Document text —

######

I'm a first time poster and someone with only a little electrical knowledge. I am certainly not an electrician. So why am i posting here? Well, i / we looking at starting up a new business and one of the pieces of equipment that we're looking to have installed is a bloody big furnace. My various googling brought me in here so i thought i'd try my luck!

We are currently putting together the business plan and costings involved. One of the problems we have come across is finding an industrial unit with what i think is the required incoming power supply. I stress the "i think" part.

This bloody big furnace has a 900kW heater and 2x280kW blowers (1460kW). If my reading has been in any way shape or form accurate then we'd be looking at having a supply in the region of ~1700kVA allowing for a power factor of 0.85 to get this bad boy started. My assumption is that once running and at operating temp the power requirements would drop considerably. Currently we can't find any units with even a quarter of that. Plus all the other electrical equipment we'd have installed.

######

Supplied data —
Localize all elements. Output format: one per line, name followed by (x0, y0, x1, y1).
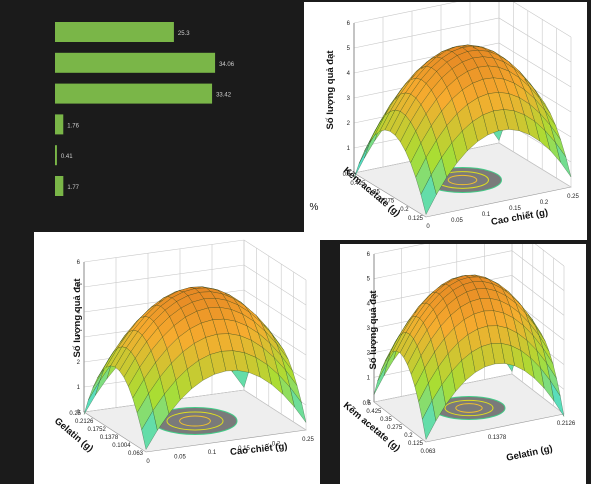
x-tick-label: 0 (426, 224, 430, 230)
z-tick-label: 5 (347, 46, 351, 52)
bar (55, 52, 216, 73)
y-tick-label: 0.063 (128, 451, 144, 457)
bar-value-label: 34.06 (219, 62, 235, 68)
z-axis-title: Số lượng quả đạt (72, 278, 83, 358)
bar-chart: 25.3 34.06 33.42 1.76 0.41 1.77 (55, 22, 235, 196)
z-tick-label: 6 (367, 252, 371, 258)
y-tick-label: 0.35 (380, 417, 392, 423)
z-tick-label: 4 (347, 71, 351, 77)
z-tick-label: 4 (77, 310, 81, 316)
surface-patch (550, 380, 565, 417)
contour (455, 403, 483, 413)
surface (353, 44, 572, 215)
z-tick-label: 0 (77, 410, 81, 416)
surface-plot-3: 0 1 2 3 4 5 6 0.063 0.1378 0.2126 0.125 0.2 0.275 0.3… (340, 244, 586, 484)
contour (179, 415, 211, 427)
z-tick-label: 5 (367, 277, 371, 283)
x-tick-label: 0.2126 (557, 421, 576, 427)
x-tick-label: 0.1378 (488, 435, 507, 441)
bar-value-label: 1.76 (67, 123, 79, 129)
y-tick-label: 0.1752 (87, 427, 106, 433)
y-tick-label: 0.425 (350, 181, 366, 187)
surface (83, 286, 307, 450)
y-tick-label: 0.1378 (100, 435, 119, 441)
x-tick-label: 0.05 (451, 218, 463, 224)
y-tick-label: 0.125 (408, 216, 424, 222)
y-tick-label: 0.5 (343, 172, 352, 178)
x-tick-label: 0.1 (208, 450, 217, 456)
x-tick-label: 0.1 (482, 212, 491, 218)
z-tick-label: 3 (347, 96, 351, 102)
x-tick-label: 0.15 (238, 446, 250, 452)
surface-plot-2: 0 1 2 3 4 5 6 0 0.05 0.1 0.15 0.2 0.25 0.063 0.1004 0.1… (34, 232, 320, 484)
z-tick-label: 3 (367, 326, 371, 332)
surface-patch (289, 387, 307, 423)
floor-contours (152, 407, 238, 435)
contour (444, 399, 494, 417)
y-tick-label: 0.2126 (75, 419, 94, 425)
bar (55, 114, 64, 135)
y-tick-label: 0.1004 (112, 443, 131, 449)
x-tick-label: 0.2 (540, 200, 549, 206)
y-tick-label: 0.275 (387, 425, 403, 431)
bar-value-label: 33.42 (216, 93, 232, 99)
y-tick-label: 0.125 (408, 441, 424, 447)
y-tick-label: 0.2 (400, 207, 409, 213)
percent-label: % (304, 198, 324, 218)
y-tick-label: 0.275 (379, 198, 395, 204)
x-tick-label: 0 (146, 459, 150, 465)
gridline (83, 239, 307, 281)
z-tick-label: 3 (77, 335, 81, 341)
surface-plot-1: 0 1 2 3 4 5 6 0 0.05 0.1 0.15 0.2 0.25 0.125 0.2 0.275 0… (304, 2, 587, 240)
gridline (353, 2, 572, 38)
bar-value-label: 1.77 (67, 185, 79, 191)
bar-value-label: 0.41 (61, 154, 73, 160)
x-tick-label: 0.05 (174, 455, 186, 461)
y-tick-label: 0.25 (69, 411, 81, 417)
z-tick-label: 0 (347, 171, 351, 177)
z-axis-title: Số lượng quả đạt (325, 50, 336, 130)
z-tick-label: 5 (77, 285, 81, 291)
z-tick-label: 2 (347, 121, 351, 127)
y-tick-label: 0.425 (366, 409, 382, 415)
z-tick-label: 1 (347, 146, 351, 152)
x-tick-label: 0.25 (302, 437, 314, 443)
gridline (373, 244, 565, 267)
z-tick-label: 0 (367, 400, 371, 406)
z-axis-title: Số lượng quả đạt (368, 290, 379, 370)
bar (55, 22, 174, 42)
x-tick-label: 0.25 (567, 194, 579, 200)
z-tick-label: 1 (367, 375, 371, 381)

######

Challenge 1 —
Answer these about the forum post on powering the industrial furnace:
(a) What is the rating of the furnace's heater?
(b) What power factor does the poster allow for when estimating the supply?
(c) What problem has come up while putting together the business plan and costings?
Challenge 2 — Continue the forum post on powering the industrial furnace, starting right after its final sentence.

Right answer 1 —
(a) 900kW.
(b) 0.85.
(c) Finding an industrial unit with what the poster thinks is the required incoming power supply.

Right answer 2 —
Can we really be looking at a supply in that order of magnitude, and do they even exist without being installed to order at massive cost?? I've requested more accurate power requirements from the manufacturer of the furnace but no luck so far.

I suppose at this point i should give the masses the opportunity to tell me to sod off and stop polluting the board with my rubbish!! I won't be offended, i recognise this is a one way flow of information as i have nothing to contribute to the board!

Thanks (?) in advance,
Mark
 
hey up, welcome.

i can certainly say that i cant help in anyway!! im currently doing a shop in leeds with a 45kva supply and thats big for me. cant even imagine 1700kva.

would you perhaps be needing a 11kv supply or something, not sure if you can get smaller ones, like 5kv maybe, either way your at over 4500 Amps (i think!!! lol)(prob wrong!!)

hope some one comes on that can help properly!, ill be watchin cloesly out of sheer interest!

whats this furnace for? is it anything like what "corus" have at sheffield?
 
That is a big bugger.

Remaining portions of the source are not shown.